THE TASK: The listing below should be printed exactly, every line of it. Skip the pictures.

(Stored entries)
/---
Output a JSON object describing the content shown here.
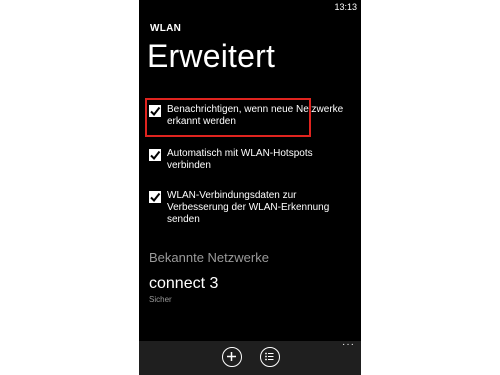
{
  "status_bar": {
    "time": "13:13"
  },
  "header": {
    "app_title": "WLAN",
    "page_title": "Erweitert"
  },
  "options": [
    {
      "label": "Benachrichtigen, wenn neue Netzwerke erkannt werden",
      "checked": true,
      "highlighted": true
    },
    {
      "label": "Automatisch mit WLAN-Hotspots verbinden",
      "checked": true
    },
    {
      "label": "WLAN-Verbindungsdaten zur Verbesserung der WLAN-Erkennung senden",
      "checked": true
    }
  ],
  "known_networks": {
    "header": "Bekannte Netzwerke",
    "items": [
      {
        "name": "connect 3",
        "status": "Sicher"
      }
    ]
  },
  "app_bar": {
    "buttons": [
      {
        "icon": "add-icon"
      },
      {
        "icon": "list-icon"
      }
    ],
    "more": "···"
  },
  "colors": {
    "highlight": "#e0241f",
    "background": "#000000",
    "appbar": "#1f1f1f"
  }
}
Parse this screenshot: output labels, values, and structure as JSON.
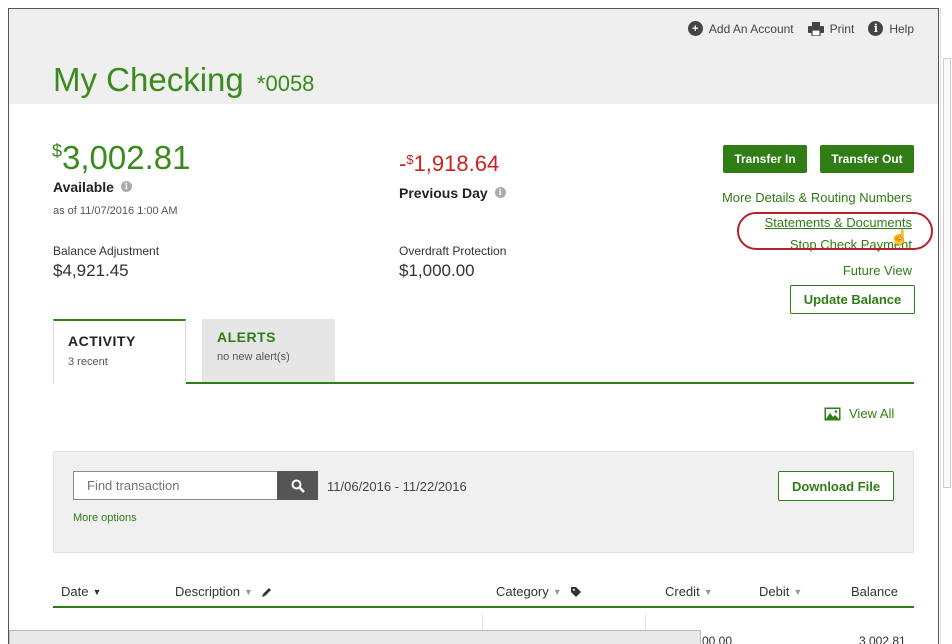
{
  "toplinks": {
    "add_account": "Add An Account",
    "print": "Print",
    "help": "Help"
  },
  "account": {
    "title": "My Checking",
    "number": "*0058"
  },
  "available": {
    "currency": "$",
    "amount": "3,002.81",
    "label": "Available",
    "as_of": "as of 11/07/2016 1:00 AM"
  },
  "previous_day": {
    "sign": "-",
    "currency": "$",
    "amount": "1,918.64",
    "label": "Previous Day"
  },
  "balance_adjustment": {
    "label": "Balance Adjustment",
    "value": "$4,921.45"
  },
  "overdraft": {
    "label": "Overdraft Protection",
    "value": "$1,000.00"
  },
  "buttons": {
    "transfer_in": "Transfer In",
    "transfer_out": "Transfer Out",
    "update_balance": "Update Balance",
    "download_file": "Download File"
  },
  "links": {
    "more_details": "More Details & Routing Numbers",
    "statements": "Statements & Documents",
    "stop_check": "Stop Check Payment",
    "future_view": "Future View",
    "view_all": "View All",
    "more_options": "More options"
  },
  "tabs": [
    {
      "label": "ACTIVITY",
      "sub": "3 recent"
    },
    {
      "label": "ALERTS",
      "sub": "no new alert(s)"
    }
  ],
  "search": {
    "placeholder": "Find transaction",
    "date_range": "11/06/2016 - 11/22/2016"
  },
  "table": {
    "columns": {
      "date": "Date",
      "description": "Description",
      "category": "Category",
      "credit": "Credit",
      "debit": "Debit",
      "balance": "Balance"
    },
    "first_row": {
      "credit": "00.00",
      "balance": "3,002.81"
    }
  },
  "colors": {
    "brand_green": "#2f7d14",
    "negative_red": "#cc2222",
    "highlight_circle": "#b5202a"
  },
  "icons": [
    "plus-circle-icon",
    "printer-icon",
    "info-circle-icon",
    "image-icon",
    "search-icon",
    "pencil-icon",
    "tag-icon",
    "hand-cursor-icon"
  ]
}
\---
THE RESPONSE:
Output a JSON object describing the content shown here.
{
  "status_bar": {
    "time": "13:13"
  },
  "header": {
    "app_title": "WLAN",
    "page_title": "Erweitert"
  },
  "options": [
    {
      "label": "Benachrichtigen, wenn neue Netzwerke erkannt werden",
      "checked": true,
      "highlighted": true
    },
    {
      "label": "Automatisch mit WLAN-Hotspots verbinden",
      "checked": true
    },
    {
      "label": "WLAN-Verbindungsdaten zur Verbesserung der WLAN-Erkennung senden",
      "checked": true
    }
  ],
  "known_networks": {
    "header": "Bekannte Netzwerke",
    "items": [
      {
        "name": "connect 3",
        "status": "Sicher"
      }
    ]
  },
  "app_bar": {
    "buttons": [
      {
        "icon": "add-icon"
      },
      {
        "icon": "list-icon"
      }
    ],
    "more": "···"
  },
  "colors": {
    "highlight": "#e0241f",
    "background": "#000000",
    "appbar": "#1f1f1f"
  }
}
Parse this screenshot: output labels, values, and structure as JSON.
{
  "toplinks": {
    "add_account": "Add An Account",
    "print": "Print",
    "help": "Help"
  },
  "account": {
    "title": "My Checking",
    "number": "*0058"
  },
  "available": {
    "currency": "$",
    "amount": "3,002.81",
    "label": "Available",
    "as_of": "as of 11/07/2016 1:00 AM"
  },
  "previous_day": {
    "sign": "-",
    "currency": "$",
    "amount": "1,918.64",
    "label": "Previous Day"
  },
  "balance_adjustment": {
    "label": "Balance Adjustment",
    "value": "$4,921.45"
  },
  "overdraft": {
    "label": "Overdraft Protection",
    "value": "$1,000.00"
  },
  "buttons": {
    "transfer_in": "Transfer In",
    "transfer_out": "Transfer Out",
    "update_balance": "Update Balance",
    "download_file": "Download File"
  },
  "links": {
    "more_details": "More Details & Routing Numbers",
    "statements": "Statements & Documents",
    "stop_check": "Stop Check Payment",
    "future_view": "Future View",
    "view_all": "View All",
    "more_options": "More options"
  },
  "tabs": [
    {
      "label": "ACTIVITY",
      "sub": "3 recent"
    },
    {
      "label": "ALERTS",
      "sub": "no new alert(s)"
    }
  ],
  "search": {
    "placeholder": "Find transaction",
    "date_range": "11/06/2016 - 11/22/2016"
  },
  "table": {
    "columns": {
      "date": "Date",
      "description": "Description",
      "category": "Category",
      "credit": "Credit",
      "debit": "Debit",
      "balance": "Balance"
    },
    "first_row": {
      "credit": "00.00",
      "balance": "3,002.81"
    }
  },
  "colors": {
    "brand_green": "#2f7d14",
    "negative_red": "#cc2222",
    "highlight_circle": "#b5202a"
  },
  "icons": [
    "plus-circle-icon",
    "printer-icon",
    "info-circle-icon",
    "image-icon",
    "search-icon",
    "pencil-icon",
    "tag-icon",
    "hand-cursor-icon"
  ]
}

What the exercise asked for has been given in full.